### Exercise requirements
In the rows below, change every "bread-slice-shape" to "bread-slice-graphic" and leave everything else unchanged.

== Record set ==

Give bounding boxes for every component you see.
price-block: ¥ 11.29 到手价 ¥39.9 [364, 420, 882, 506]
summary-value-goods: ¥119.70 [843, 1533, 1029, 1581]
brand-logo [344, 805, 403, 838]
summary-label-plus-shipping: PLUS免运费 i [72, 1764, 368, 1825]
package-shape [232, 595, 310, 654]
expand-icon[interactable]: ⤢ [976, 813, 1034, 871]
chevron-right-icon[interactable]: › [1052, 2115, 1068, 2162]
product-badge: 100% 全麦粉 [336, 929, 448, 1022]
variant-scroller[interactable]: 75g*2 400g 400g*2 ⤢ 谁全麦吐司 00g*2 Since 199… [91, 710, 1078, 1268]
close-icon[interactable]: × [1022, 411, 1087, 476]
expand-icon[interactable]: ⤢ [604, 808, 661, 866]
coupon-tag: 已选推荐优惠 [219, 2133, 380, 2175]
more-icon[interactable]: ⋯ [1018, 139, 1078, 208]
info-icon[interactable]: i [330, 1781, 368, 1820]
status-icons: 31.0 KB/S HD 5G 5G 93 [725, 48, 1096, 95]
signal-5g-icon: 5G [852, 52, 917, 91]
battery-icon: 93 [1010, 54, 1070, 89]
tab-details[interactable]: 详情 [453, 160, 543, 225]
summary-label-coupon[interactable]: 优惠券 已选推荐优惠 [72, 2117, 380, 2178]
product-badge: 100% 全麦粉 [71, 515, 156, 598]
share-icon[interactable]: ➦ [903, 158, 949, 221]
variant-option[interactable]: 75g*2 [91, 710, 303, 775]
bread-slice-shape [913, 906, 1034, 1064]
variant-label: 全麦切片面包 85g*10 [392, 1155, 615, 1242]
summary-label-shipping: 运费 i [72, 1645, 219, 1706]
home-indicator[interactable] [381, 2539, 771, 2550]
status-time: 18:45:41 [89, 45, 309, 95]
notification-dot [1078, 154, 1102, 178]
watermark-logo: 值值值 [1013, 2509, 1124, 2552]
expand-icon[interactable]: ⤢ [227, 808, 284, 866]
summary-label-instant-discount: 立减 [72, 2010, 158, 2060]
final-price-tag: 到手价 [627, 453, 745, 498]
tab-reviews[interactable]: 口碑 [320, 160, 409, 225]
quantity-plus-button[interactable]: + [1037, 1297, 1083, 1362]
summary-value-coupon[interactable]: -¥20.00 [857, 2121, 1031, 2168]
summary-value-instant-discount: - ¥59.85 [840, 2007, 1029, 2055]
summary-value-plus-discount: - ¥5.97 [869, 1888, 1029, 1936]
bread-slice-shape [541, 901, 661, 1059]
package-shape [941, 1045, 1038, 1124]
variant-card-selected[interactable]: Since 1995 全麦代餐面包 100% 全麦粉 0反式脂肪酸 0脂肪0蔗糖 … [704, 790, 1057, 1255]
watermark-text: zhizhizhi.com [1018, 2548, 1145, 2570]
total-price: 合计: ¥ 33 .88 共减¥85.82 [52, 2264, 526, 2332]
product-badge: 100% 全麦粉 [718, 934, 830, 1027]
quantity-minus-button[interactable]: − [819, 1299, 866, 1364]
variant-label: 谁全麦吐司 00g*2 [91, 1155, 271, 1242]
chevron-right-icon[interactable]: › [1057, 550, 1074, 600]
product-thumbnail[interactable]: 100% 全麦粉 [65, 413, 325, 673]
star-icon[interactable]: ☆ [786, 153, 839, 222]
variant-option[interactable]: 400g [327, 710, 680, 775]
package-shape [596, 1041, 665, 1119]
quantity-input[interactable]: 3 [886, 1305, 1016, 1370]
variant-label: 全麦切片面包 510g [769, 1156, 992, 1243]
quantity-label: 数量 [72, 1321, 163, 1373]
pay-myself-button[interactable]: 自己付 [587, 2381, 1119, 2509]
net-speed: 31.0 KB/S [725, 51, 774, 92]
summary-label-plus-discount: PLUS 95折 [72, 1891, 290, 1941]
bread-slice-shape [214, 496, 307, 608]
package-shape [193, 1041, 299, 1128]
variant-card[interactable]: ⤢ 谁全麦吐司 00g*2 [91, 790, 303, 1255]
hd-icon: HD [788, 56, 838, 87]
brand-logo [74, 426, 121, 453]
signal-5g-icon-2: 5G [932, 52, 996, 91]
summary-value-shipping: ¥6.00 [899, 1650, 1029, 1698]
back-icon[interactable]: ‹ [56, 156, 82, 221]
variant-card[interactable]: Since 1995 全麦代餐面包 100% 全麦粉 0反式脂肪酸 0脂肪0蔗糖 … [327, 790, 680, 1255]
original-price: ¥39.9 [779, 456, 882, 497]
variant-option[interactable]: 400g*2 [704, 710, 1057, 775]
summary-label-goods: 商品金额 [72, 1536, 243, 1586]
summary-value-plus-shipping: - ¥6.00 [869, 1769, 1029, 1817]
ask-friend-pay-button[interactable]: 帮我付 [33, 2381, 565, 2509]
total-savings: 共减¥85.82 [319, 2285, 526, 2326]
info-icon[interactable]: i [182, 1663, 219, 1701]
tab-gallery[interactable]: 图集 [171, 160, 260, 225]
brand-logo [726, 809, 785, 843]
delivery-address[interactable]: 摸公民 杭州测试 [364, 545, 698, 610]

===

### Exercise output
Give bounding boxes for every component you see.
price-block: ¥ 11.29 到手价 ¥39.9 [364, 420, 882, 506]
summary-value-goods: ¥119.70 [843, 1533, 1029, 1581]
brand-logo [344, 805, 403, 838]
summary-label-plus-shipping: PLUS免运费 i [72, 1764, 368, 1825]
package-shape [232, 595, 310, 654]
expand-icon[interactable]: ⤢ [976, 813, 1034, 871]
chevron-right-icon[interactable]: › [1052, 2115, 1068, 2162]
product-badge: 100% 全麦粉 [336, 929, 448, 1022]
variant-scroller[interactable]: 75g*2 400g 400g*2 ⤢ 谁全麦吐司 00g*2 Since 199… [91, 710, 1078, 1268]
close-icon[interactable]: × [1022, 411, 1087, 476]
expand-icon[interactable]: ⤢ [604, 808, 661, 866]
coupon-tag: 已选推荐优惠 [219, 2133, 380, 2175]
more-icon[interactable]: ⋯ [1018, 139, 1078, 208]
info-icon[interactable]: i [330, 1781, 368, 1820]
status-icons: 31.0 KB/S HD 5G 5G 93 [725, 48, 1096, 95]
signal-5g-icon: 5G [852, 52, 917, 91]
battery-icon: 93 [1010, 54, 1070, 89]
tab-details[interactable]: 详情 [453, 160, 543, 225]
summary-label-coupon[interactable]: 优惠券 已选推荐优惠 [72, 2117, 380, 2178]
product-badge: 100% 全麦粉 [71, 515, 156, 598]
share-icon[interactable]: ➦ [903, 158, 949, 221]
variant-option[interactable]: 75g*2 [91, 710, 303, 775]
bread-slice-graphic [913, 906, 1034, 1064]
variant-label: 全麦切片面包 85g*10 [392, 1155, 615, 1242]
summary-label-shipping: 运费 i [72, 1645, 219, 1706]
home-indicator[interactable] [381, 2539, 771, 2550]
status-time: 18:45:41 [89, 45, 309, 95]
notification-dot [1078, 154, 1102, 178]
watermark-logo: 值值值 [1013, 2509, 1124, 2552]
expand-icon[interactable]: ⤢ [227, 808, 284, 866]
summary-label-instant-discount: 立减 [72, 2010, 158, 2060]
final-price-tag: 到手价 [627, 453, 745, 498]
tab-reviews[interactable]: 口碑 [320, 160, 409, 225]
quantity-plus-button[interactable]: + [1037, 1297, 1083, 1362]
summary-value-coupon[interactable]: -¥20.00 [857, 2121, 1031, 2168]
summary-value-instant-discount: - ¥59.85 [840, 2007, 1029, 2055]
summary-value-plus-discount: - ¥5.97 [869, 1888, 1029, 1936]
bread-slice-graphic [541, 901, 661, 1059]
package-shape [941, 1045, 1038, 1124]
variant-card-selected[interactable]: Since 1995 全麦代餐面包 100% 全麦粉 0反式脂肪酸 0脂肪0蔗糖 … [704, 790, 1057, 1255]
watermark-text: zhizhizhi.com [1018, 2548, 1145, 2570]
total-price: 合计: ¥ 33 .88 共减¥85.82 [52, 2264, 526, 2332]
product-badge: 100% 全麦粉 [718, 934, 830, 1027]
quantity-minus-button[interactable]: − [819, 1299, 866, 1364]
variant-label: 谁全麦吐司 00g*2 [91, 1155, 271, 1242]
chevron-right-icon[interactable]: › [1057, 550, 1074, 600]
product-thumbnail[interactable]: 100% 全麦粉 [65, 413, 325, 673]
star-icon[interactable]: ☆ [786, 153, 839, 222]
variant-option[interactable]: 400g [327, 710, 680, 775]
package-shape [596, 1041, 665, 1119]
quantity-input[interactable]: 3 [886, 1305, 1016, 1370]
variant-label: 全麦切片面包 510g [769, 1156, 992, 1243]
quantity-label: 数量 [72, 1321, 163, 1373]
pay-myself-button[interactable]: 自己付 [587, 2381, 1119, 2509]
net-speed: 31.0 KB/S [725, 51, 774, 92]
summary-label-plus-discount: PLUS 95折 [72, 1891, 290, 1941]
bread-slice-graphic [214, 496, 307, 608]
package-shape [193, 1041, 299, 1128]
variant-card[interactable]: ⤢ 谁全麦吐司 00g*2 [91, 790, 303, 1255]
hd-icon: HD [788, 56, 838, 87]
brand-logo [74, 426, 121, 453]
signal-5g-icon-2: 5G [932, 52, 996, 91]
summary-value-shipping: ¥6.00 [899, 1650, 1029, 1698]
back-icon[interactable]: ‹ [56, 156, 82, 221]
variant-card[interactable]: Since 1995 全麦代餐面包 100% 全麦粉 0反式脂肪酸 0脂肪0蔗糖 … [327, 790, 680, 1255]
original-price: ¥39.9 [779, 456, 882, 497]
variant-option[interactable]: 400g*2 [704, 710, 1057, 775]
summary-label-goods: 商品金额 [72, 1536, 243, 1586]
summary-value-plus-shipping: - ¥6.00 [869, 1769, 1029, 1817]
ask-friend-pay-button[interactable]: 帮我付 [33, 2381, 565, 2509]
total-savings: 共减¥85.82 [319, 2285, 526, 2326]
info-icon[interactable]: i [182, 1663, 219, 1701]
tab-gallery[interactable]: 图集 [171, 160, 260, 225]
brand-logo [726, 809, 785, 843]
delivery-address[interactable]: 摸公民 杭州测试 [364, 545, 698, 610]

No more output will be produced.